→ **What the task asks**:
Print the listing that follows, character for character.

== Input rows

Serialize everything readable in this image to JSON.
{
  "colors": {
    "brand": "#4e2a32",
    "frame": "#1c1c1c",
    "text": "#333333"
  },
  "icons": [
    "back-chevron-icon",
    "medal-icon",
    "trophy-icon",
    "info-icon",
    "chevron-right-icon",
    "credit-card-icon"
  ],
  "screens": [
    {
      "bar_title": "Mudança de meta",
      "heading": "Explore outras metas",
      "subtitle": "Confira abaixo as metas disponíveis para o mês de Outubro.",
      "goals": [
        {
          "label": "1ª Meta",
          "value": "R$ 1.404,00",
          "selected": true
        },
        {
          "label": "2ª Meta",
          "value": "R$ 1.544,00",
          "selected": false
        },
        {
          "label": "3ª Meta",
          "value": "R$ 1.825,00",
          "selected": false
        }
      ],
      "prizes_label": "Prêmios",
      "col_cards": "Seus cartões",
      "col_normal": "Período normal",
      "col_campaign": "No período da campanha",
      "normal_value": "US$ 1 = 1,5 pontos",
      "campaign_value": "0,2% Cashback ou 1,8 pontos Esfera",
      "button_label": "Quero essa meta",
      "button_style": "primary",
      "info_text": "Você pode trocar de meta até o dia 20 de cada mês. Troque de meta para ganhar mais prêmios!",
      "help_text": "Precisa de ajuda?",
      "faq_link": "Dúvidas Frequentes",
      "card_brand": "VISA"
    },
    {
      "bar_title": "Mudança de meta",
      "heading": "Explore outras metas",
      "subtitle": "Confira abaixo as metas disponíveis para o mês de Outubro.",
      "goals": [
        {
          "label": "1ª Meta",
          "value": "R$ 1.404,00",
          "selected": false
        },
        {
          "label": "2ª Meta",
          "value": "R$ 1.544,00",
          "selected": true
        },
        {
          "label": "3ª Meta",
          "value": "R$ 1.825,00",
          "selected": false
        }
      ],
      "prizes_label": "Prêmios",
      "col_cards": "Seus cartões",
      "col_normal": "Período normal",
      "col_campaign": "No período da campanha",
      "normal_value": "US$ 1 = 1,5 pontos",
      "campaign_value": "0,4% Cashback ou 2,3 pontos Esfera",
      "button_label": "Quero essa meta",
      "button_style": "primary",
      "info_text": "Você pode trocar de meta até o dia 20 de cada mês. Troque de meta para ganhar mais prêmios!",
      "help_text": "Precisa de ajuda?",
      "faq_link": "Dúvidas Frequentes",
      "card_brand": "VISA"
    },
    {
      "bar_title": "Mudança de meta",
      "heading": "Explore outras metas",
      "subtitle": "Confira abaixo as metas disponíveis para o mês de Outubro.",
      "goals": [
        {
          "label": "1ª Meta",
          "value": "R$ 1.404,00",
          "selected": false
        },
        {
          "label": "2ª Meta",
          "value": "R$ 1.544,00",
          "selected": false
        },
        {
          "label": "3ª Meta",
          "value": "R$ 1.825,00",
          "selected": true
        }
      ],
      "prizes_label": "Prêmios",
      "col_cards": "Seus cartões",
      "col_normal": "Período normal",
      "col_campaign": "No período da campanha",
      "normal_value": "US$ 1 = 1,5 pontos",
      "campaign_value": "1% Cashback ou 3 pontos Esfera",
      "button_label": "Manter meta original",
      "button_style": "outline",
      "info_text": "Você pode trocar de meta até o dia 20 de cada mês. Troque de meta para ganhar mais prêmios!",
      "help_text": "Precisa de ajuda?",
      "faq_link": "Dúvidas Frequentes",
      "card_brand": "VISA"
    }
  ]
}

====

→ **The reply**:
Serialize everything readable in this image to JSON.
{
  "colors": {
    "brand": "#4e2a32",
    "frame": "#1c1c1c",
    "text": "#333333"
  },
  "icons": [
    "back-chevron-icon",
    "medal-icon",
    "trophy-icon",
    "info-icon",
    "chevron-right-icon",
    "credit-card-icon"
  ],
  "screens": [
    {
      "bar_title": "Mudança de meta",
      "heading": "Explore outras metas",
      "subtitle": "Confira abaixo as metas disponíveis para o mês de Outubro.",
      "goals": [
        {
          "label": "1ª Meta",
          "value": "R$ 1.404,00",
          "selected": true
        },
        {
          "label": "2ª Meta",
          "value": "R$ 1.544,00",
          "selected": false
        },
        {
          "label": "3ª Meta",
          "value": "R$ 1.825,00",
          "selected": false
        }
      ],
      "prizes_label": "Prêmios",
      "col_cards": "Seus cartões",
      "col_normal": "Período normal",
      "col_campaign": "No período da campanha",
      "normal_value": "US$ 1 = 1,5 pontos",
      "campaign_value": "0,2% Cashback ou 1,8 pontos Esfera",
      "button_label": "Quero essa meta",
      "button_style": "primary",
      "info_text": "Você pode trocar de meta até o dia 20 de cada mês. Troque de meta para ganhar mais prêmios!",
      "help_text": "Precisa de ajuda?",
      "faq_link": "Dúvidas Frequentes",
      "card_brand": "VISA"
    },
    {
      "bar_title": "Mudança de meta",
      "heading": "Explore outras metas",
      "subtitle": "Confira abaixo as metas disponíveis para o mês de Outubro.",
      "goals": [
        {
          "label": "1ª Meta",
          "value": "R$ 1.404,00",
          "selected": false
        },
        {
          "label": "2ª Meta",
          "value": "R$ 1.544,00",
          "selected": true
        },
        {
          "label": "3ª Meta",
          "value": "R$ 1.825,00",
          "selected": false
        }
      ],
      "prizes_label": "Prêmios",
      "col_cards": "Seus cartões",
      "col_normal": "Período normal",
      "col_campaign": "No período da campanha",
      "normal_value": "US$ 1 = 1,5 pontos",
      "campaign_value": "0,4% Cashback ou 2,3 pontos Esfera",
      "button_label": "Quero essa meta",
      "button_style": "primary",
      "info_text": "Você pode trocar de meta até o dia 20 de cada mês. Troque de meta para ganhar mais prêmios!",
      "help_text": "Precisa de ajuda?",
      "faq_link": "Dúvidas Frequentes",
      "card_brand": "VISA"
    },
    {
      "bar_title": "Mudança de meta",
      "heading": "Explore outras metas",
      "subtitle": "Confira abaixo as metas disponíveis para o mês de Outubro.",
      "goals": [
        {
          "label": "1ª Meta",
          "value": "R$ 1.404,00",
          "selected": false
        },
        {
          "label": "2ª Meta",
          "value": "R$ 1.544,00",
          "selected": false
        },
        {
          "label": "3ª Meta",
          "value": "R$ 1.825,00",
          "selected": true
        }
      ],
      "prizes_label": "Prêmios",
      "col_cards": "Seus cartões",
      "col_normal": "Período normal",
      "col_campaign": "No período da campanha",
      "normal_value": "US$ 1 = 1,5 pontos",
      "campaign_value": "1% Cashback ou 3 pontos Esfera",
      "button_label": "Manter meta original",
      "button_style": "outline",
      "info_text": "Você pode trocar de meta até o dia 20 de cada mês. Troque de meta para ganhar mais prêmios!",
      "help_text": "Precisa de ajuda?",
      "faq_link": "Dúvidas Frequentes",
      "card_brand": "VISA"
    }
  ]
}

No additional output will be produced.